[Part of a data file]
===============

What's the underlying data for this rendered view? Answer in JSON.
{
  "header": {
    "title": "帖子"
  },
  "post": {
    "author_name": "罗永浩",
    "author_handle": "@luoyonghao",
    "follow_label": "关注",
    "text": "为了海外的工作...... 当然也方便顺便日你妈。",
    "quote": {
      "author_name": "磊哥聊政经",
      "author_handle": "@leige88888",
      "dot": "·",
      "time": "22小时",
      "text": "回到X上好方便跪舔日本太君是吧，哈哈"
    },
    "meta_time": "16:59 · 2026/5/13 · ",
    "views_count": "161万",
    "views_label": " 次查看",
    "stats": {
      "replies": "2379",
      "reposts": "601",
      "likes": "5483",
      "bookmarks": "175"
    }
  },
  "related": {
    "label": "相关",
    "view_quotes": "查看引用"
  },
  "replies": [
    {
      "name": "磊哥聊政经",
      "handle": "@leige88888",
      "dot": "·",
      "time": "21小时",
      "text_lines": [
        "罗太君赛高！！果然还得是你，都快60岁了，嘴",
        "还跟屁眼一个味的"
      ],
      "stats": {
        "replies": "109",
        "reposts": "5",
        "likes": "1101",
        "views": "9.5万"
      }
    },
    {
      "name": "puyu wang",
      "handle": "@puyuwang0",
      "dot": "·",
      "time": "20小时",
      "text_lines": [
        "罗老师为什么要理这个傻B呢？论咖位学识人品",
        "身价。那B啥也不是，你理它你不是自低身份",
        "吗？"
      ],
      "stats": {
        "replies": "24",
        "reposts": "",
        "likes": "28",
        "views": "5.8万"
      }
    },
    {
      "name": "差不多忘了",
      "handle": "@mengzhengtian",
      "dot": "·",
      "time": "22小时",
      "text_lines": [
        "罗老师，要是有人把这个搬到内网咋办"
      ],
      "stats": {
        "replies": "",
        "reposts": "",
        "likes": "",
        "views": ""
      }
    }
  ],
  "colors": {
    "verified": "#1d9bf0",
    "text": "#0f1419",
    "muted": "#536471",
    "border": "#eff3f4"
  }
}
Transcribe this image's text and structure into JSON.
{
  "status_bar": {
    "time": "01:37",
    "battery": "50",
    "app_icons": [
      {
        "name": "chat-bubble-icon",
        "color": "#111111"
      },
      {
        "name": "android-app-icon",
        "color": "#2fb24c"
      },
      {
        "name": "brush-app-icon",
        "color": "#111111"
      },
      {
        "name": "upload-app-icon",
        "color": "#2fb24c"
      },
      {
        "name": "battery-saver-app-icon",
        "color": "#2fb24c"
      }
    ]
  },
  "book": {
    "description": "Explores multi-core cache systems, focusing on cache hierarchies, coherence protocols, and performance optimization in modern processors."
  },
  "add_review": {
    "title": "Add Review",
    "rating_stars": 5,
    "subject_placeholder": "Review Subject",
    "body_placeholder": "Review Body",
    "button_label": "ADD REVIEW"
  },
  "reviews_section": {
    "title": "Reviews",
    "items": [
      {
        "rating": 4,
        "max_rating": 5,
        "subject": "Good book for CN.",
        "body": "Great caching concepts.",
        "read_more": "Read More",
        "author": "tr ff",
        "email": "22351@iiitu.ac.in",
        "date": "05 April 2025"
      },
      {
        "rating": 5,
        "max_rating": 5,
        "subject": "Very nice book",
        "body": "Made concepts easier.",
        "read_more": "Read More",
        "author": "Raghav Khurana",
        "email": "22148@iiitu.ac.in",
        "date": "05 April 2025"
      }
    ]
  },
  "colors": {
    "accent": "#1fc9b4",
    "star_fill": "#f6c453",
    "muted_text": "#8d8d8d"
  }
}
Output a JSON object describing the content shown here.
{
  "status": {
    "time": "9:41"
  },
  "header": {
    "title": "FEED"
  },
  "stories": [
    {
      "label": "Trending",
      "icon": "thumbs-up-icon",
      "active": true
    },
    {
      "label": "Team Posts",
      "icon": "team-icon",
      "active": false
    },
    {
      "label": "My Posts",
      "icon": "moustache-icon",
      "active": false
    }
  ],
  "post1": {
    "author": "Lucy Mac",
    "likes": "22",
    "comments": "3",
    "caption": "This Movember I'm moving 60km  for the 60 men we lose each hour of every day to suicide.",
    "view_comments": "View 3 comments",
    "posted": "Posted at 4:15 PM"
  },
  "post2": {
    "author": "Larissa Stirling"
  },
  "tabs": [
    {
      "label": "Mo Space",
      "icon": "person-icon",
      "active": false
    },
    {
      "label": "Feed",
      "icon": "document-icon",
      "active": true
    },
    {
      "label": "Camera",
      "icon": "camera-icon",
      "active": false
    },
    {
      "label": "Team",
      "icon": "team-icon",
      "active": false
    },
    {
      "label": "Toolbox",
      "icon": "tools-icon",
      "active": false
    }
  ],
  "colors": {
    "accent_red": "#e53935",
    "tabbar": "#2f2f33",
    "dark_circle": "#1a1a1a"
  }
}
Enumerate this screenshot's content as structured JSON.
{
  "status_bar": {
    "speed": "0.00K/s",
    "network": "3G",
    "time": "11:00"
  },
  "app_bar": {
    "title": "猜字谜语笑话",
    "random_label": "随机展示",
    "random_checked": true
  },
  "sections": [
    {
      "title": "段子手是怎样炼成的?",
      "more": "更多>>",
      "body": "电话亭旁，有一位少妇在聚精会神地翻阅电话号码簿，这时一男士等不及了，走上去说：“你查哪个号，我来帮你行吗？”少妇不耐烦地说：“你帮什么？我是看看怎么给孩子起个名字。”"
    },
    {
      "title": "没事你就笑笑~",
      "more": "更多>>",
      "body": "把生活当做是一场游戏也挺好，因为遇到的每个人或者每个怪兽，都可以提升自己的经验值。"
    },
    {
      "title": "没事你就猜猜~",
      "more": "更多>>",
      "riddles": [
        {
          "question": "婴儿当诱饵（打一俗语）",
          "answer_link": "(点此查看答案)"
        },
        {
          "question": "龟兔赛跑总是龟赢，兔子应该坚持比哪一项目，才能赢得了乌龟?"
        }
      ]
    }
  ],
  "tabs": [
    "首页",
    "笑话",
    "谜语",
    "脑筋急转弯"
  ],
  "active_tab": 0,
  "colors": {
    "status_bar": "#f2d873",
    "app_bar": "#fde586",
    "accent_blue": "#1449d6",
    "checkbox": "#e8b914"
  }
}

===============

### [Aim of the exercise]
Set down each entry again, unchanged.

### [Solution for this exercise]
What's the underlying data for this rendered view? Answer in JSON.
{
  "header": {
    "title": "帖子"
  },
  "post": {
    "author_name": "罗永浩",
    "author_handle": "@luoyonghao",
    "follow_label": "关注",
    "text": "为了海外的工作...... 当然也方便顺便日你妈。",
    "quote": {
      "author_name": "磊哥聊政经",
      "author_handle": "@leige88888",
      "dot": "·",
      "time": "22小时",
      "text": "回到X上好方便跪舔日本太君是吧，哈哈"
    },
    "meta_time": "16:59 · 2026/5/13 · ",
    "views_count": "161万",
    "views_label": " 次查看",
    "stats": {
      "replies": "2379",
      "reposts": "601",
      "likes": "5483",
      "bookmarks": "175"
    }
  },
  "related": {
    "label": "相关",
    "view_quotes": "查看引用"
  },
  "replies": [
    {
      "name": "磊哥聊政经",
      "handle": "@leige88888",
      "dot": "·",
      "time": "21小时",
      "text_lines": [
        "罗太君赛高！！果然还得是你，都快60岁了，嘴",
        "还跟屁眼一个味的"
      ],
      "stats": {
        "replies": "109",
        "reposts": "5",
        "likes": "1101",
        "views": "9.5万"
      }
    },
    {
      "name": "puyu wang",
      "handle": "@puyuwang0",
      "dot": "·",
      "time": "20小时",
      "text_lines": [
        "罗老师为什么要理这个傻B呢？论咖位学识人品",
        "身价。那B啥也不是，你理它你不是自低身份",
        "吗？"
      ],
      "stats": {
        "replies": "24",
        "reposts": "",
        "likes": "28",
        "views": "5.8万"
      }
    },
    {
      "name": "差不多忘了",
      "handle": "@mengzhengtian",
      "dot": "·",
      "time": "22小时",
      "text_lines": [
        "罗老师，要是有人把这个搬到内网咋办"
      ],
      "stats": {
        "replies": "",
        "reposts": "",
        "likes": "",
        "views": ""
      }
    }
  ],
  "colors": {
    "verified": "#1d9bf0",
    "text": "#0f1419",
    "muted": "#536471",
    "border": "#eff3f4"
  }
}
Transcribe this image's text and structure into JSON.
{
  "status_bar": {
    "time": "01:37",
    "battery": "50",
    "app_icons": [
      {
        "name": "chat-bubble-icon",
        "color": "#111111"
      },
      {
        "name": "android-app-icon",
        "color": "#2fb24c"
      },
      {
        "name": "brush-app-icon",
        "color": "#111111"
      },
      {
        "name": "upload-app-icon",
        "color": "#2fb24c"
      },
      {
        "name": "battery-saver-app-icon",
        "color": "#2fb24c"
      }
    ]
  },
  "book": {
    "description": "Explores multi-core cache systems, focusing on cache hierarchies, coherence protocols, and performance optimization in modern processors."
  },
  "add_review": {
    "title": "Add Review",
    "rating_stars": 5,
    "subject_placeholder": "Review Subject",
    "body_placeholder": "Review Body",
    "button_label": "ADD REVIEW"
  },
  "reviews_section": {
    "title": "Reviews",
    "items": [
      {
        "rating": 4,
        "max_rating": 5,
        "subject": "Good book for CN.",
        "body": "Great caching concepts.",
        "read_more": "Read More",
        "author": "tr ff",
        "email": "22351@iiitu.ac.in",
        "date": "05 April 2025"
      },
      {
        "rating": 5,
        "max_rating": 5,
        "subject": "Very nice book",
        "body": "Made concepts easier.",
        "read_more": "Read More",
        "author": "Raghav Khurana",
        "email": "22148@iiitu.ac.in",
        "date": "05 April 2025"
      }
    ]
  },
  "colors": {
    "accent": "#1fc9b4",
    "star_fill": "#f6c453",
    "muted_text": "#8d8d8d"
  }
}
Output a JSON object describing the content shown here.
{
  "status": {
    "time": "9:41"
  },
  "header": {
    "title": "FEED"
  },
  "stories": [
    {
      "label": "Trending",
      "icon": "thumbs-up-icon",
      "active": true
    },
    {
      "label": "Team Posts",
      "icon": "team-icon",
      "active": false
    },
    {
      "label": "My Posts",
      "icon": "moustache-icon",
      "active": false
    }
  ],
  "post1": {
    "author": "Lucy Mac",
    "likes": "22",
    "comments": "3",
    "caption": "This Movember I'm moving 60km  for the 60 men we lose each hour of every day to suicide.",
    "view_comments": "View 3 comments",
    "posted": "Posted at 4:15 PM"
  },
  "post2": {
    "author": "Larissa Stirling"
  },
  "tabs": [
    {
      "label": "Mo Space",
      "icon": "person-icon",
      "active": false
    },
    {
      "label": "Feed",
      "icon": "document-icon",
      "active": true
    },
    {
      "label": "Camera",
      "icon": "camera-icon",
      "active": false
    },
    {
      "label": "Team",
      "icon": "team-icon",
      "active": false
    },
    {
      "label": "Toolbox",
      "icon": "tools-icon",
      "active": false
    }
  ],
  "colors": {
    "accent_red": "#e53935",
    "tabbar": "#2f2f33",
    "dark_circle": "#1a1a1a"
  }
}
Enumerate this screenshot's content as structured JSON.
{
  "status_bar": {
    "speed": "0.00K/s",
    "network": "3G",
    "time": "11:00"
  },
  "app_bar": {
    "title": "猜字谜语笑话",
    "random_label": "随机展示",
    "random_checked": true
  },
  "sections": [
    {
      "title": "段子手是怎样炼成的?",
      "more": "更多>>",
      "body": "电话亭旁，有一位少妇在聚精会神地翻阅电话号码簿，这时一男士等不及了，走上去说：“你查哪个号，我来帮你行吗？”少妇不耐烦地说：“你帮什么？我是看看怎么给孩子起个名字。”"
    },
    {
      "title": "没事你就笑笑~",
      "more": "更多>>",
      "body": "把生活当做是一场游戏也挺好，因为遇到的每个人或者每个怪兽，都可以提升自己的经验值。"
    },
    {
      "title": "没事你就猜猜~",
      "more": "更多>>",
      "riddles": [
        {
          "question": "婴儿当诱饵（打一俗语）",
          "answer_link": "(点此查看答案)"
        },
        {
          "question": "龟兔赛跑总是龟赢，兔子应该坚持比哪一项目，才能赢得了乌龟?"
        }
      ]
    }
  ],
  "tabs": [
    "首页",
    "笑话",
    "谜语",
    "脑筋急转弯"
  ],
  "active_tab": 0,
  "colors": {
    "status_bar": "#f2d873",
    "app_bar": "#fde586",
    "accent_blue": "#1449d6",
    "checkbox": "#e8b914"
  }
}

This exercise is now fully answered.